- **What is being asked**
Select the lines of the records containing the word "услуг" and list them.

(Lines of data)
#####

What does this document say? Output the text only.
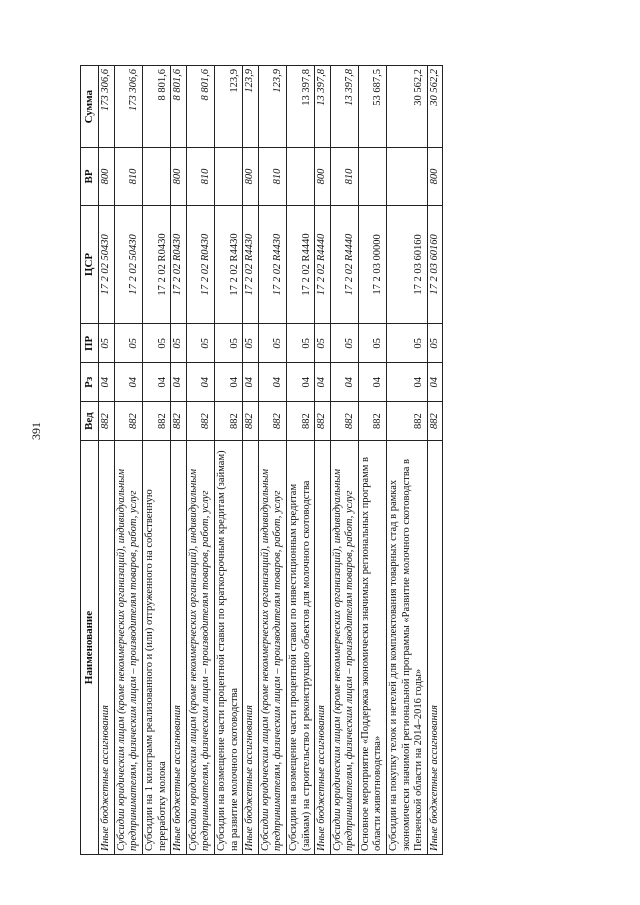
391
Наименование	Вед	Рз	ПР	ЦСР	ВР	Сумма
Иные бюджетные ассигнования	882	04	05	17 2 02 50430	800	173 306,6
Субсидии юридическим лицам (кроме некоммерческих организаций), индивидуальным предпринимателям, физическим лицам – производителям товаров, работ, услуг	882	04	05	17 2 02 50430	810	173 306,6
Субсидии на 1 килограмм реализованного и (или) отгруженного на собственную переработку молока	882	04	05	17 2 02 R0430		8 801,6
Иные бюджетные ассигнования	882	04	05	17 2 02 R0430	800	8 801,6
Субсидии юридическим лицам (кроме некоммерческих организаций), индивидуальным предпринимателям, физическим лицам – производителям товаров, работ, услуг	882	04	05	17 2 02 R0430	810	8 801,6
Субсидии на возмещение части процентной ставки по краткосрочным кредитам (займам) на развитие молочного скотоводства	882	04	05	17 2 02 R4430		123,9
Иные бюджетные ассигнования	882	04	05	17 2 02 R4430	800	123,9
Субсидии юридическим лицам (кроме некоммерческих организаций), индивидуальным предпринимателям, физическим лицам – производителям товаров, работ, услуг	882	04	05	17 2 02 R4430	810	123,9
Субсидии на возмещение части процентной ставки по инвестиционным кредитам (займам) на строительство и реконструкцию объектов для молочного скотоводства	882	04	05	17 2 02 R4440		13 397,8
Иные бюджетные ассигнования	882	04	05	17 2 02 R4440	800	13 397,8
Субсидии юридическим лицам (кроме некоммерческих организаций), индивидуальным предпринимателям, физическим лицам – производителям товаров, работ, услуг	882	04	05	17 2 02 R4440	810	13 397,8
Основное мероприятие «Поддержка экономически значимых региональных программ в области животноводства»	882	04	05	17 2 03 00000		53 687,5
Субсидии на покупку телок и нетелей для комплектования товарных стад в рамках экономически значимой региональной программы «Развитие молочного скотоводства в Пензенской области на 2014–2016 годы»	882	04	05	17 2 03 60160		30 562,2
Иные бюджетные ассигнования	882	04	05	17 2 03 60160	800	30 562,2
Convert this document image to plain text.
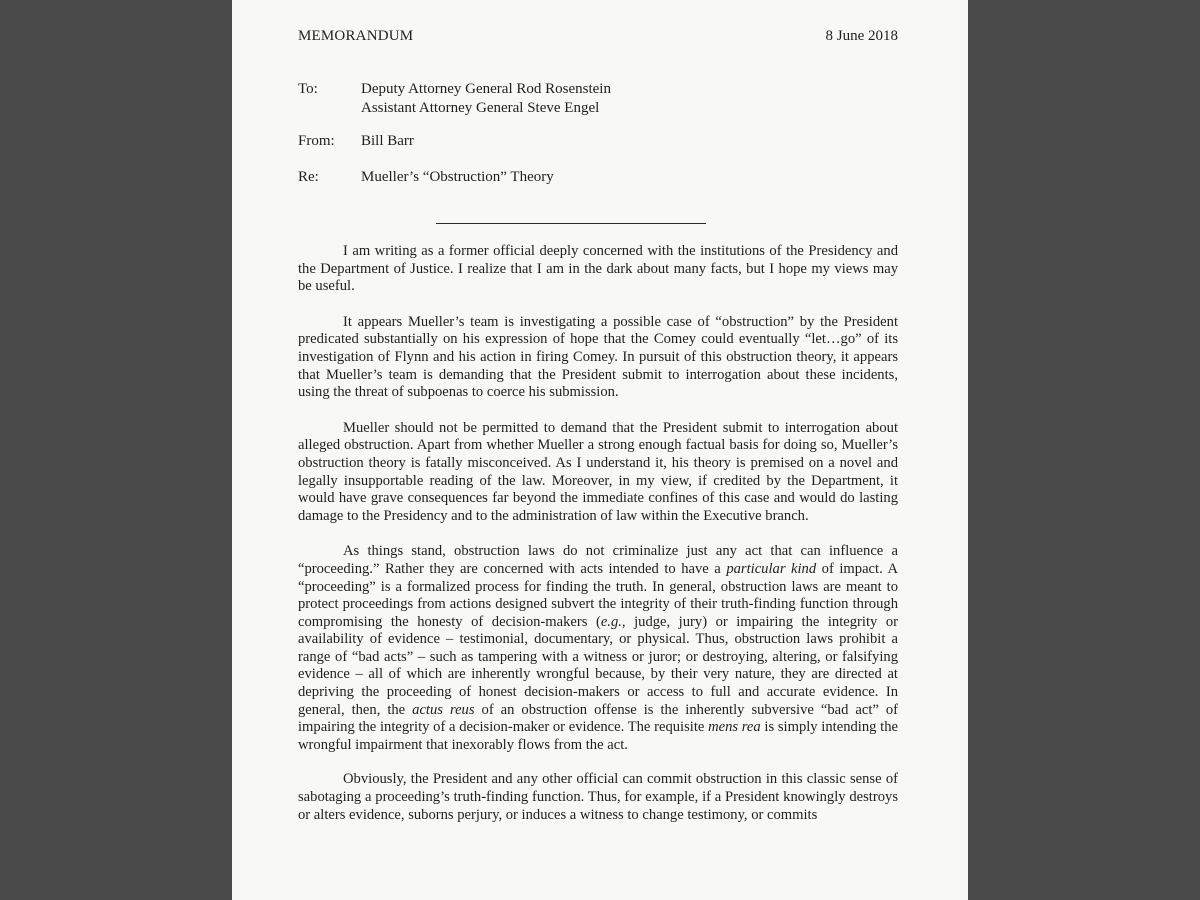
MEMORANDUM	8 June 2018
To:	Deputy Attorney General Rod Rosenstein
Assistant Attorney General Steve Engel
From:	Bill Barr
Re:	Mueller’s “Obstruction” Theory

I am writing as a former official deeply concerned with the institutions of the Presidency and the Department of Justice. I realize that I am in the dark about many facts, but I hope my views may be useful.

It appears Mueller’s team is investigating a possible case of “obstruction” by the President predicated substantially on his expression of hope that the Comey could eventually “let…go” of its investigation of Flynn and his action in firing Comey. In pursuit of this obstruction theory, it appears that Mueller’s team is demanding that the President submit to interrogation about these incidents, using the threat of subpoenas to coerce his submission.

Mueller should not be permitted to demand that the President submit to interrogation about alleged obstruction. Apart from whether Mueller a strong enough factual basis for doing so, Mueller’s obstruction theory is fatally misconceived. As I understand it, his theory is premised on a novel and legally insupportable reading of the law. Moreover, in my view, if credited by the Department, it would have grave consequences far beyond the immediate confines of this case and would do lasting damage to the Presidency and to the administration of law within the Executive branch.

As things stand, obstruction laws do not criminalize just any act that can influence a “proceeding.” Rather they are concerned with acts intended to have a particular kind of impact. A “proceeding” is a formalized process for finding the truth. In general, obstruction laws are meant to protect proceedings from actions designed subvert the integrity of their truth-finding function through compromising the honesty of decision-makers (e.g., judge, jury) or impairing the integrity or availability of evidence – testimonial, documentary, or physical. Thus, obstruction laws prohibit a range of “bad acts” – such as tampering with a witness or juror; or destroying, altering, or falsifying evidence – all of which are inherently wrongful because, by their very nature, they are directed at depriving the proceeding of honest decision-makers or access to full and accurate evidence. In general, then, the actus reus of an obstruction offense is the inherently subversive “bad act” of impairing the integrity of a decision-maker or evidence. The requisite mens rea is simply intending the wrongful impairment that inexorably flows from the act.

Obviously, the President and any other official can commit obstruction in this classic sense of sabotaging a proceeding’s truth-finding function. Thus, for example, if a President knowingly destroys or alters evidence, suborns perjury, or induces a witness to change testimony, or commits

#####

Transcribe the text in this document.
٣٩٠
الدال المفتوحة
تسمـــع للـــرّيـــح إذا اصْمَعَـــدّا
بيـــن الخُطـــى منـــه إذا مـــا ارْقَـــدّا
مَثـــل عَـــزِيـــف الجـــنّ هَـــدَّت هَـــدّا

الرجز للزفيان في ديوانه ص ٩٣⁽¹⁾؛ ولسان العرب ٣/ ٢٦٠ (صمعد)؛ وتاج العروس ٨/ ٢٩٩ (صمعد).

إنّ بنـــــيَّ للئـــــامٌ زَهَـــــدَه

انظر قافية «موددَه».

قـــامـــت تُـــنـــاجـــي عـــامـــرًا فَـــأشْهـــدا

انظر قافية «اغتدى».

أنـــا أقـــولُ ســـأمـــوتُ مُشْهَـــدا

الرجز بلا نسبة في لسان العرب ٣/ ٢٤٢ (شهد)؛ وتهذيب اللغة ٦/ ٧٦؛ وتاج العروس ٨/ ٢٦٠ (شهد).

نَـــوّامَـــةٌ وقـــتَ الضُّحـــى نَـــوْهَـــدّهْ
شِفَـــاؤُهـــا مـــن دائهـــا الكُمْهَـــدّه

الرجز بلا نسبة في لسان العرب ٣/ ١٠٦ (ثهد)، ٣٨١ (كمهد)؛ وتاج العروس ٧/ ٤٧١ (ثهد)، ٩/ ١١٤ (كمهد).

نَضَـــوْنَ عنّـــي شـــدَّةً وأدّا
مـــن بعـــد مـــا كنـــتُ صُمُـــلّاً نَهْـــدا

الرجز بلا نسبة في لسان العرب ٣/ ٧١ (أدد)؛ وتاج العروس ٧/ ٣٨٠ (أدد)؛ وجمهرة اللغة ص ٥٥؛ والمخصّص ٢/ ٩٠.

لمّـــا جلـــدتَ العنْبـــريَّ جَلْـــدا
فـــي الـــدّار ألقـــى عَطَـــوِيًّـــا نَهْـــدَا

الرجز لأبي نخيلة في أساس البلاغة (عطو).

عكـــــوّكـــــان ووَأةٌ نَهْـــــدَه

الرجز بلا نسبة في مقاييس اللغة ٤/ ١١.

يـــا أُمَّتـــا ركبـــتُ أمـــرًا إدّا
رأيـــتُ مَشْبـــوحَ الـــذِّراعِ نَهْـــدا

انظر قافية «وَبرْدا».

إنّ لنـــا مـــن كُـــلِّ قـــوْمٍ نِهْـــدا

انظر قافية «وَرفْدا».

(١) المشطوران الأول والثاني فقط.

#####

- **Solved exercise**
Субсидии юридическим лицам (кроме некоммерческих организаций), индивидуальным предпринимателям, физическим лицам – производителям товаров, работ, услуг	882	04	05	17 2 02 50430	810	173 306,6
Субсидии юридическим лицам (кроме некоммерческих организаций), индивидуальным предпринимателям, физическим лицам – производителям товаров, работ, услуг	882	04	05	17 2 02 R0430	810	8 801,6
Субсидии юридическим лицам (кроме некоммерческих организаций), индивидуальным предпринимателям, физическим лицам – производителям товаров, работ, услуг	882	04	05	17 2 02 R4430	810	123,9
Субсидии юридическим лицам (кроме некоммерческих организаций), индивидуальным предпринимателям, физическим лицам – производителям товаров, работ, услуг	882	04	05	17 2 02 R4440	810	13 397,8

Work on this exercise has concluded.